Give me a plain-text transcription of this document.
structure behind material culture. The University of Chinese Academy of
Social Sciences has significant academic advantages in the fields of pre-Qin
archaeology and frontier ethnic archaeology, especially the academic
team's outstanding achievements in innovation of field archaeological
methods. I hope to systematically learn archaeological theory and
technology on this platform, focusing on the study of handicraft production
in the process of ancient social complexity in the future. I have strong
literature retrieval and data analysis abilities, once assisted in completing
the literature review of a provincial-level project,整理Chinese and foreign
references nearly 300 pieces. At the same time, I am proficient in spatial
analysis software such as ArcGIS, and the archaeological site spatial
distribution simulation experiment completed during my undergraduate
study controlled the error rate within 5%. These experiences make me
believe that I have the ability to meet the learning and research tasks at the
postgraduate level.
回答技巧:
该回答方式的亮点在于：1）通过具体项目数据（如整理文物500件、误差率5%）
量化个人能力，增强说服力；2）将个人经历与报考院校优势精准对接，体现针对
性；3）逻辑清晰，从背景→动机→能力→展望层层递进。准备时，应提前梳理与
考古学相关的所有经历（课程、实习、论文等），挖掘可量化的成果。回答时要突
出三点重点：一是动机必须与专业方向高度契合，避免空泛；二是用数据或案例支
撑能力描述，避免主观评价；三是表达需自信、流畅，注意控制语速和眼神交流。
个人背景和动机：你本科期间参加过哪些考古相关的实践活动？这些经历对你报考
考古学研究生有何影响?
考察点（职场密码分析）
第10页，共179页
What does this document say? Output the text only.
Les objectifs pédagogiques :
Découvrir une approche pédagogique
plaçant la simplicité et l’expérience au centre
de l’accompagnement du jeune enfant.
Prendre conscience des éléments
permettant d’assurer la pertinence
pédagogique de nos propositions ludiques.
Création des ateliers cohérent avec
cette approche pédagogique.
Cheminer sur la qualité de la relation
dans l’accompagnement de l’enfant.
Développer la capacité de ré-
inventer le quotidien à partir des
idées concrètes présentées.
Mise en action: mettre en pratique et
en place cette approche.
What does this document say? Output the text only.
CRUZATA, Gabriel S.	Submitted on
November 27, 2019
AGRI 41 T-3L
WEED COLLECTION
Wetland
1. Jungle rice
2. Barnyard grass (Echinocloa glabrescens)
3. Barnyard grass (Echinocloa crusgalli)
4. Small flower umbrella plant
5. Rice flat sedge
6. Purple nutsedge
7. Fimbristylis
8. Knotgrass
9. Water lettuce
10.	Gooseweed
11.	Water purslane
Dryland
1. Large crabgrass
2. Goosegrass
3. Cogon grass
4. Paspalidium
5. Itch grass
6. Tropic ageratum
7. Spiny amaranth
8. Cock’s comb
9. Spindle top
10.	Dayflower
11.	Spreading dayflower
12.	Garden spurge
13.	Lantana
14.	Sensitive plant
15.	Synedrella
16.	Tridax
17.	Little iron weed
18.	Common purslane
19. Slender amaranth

* The task
Lines that hold the word "amaranth" are the ones to return, every one of them.

* Worked solution
7. Spiny amaranth
19. Slender amaranth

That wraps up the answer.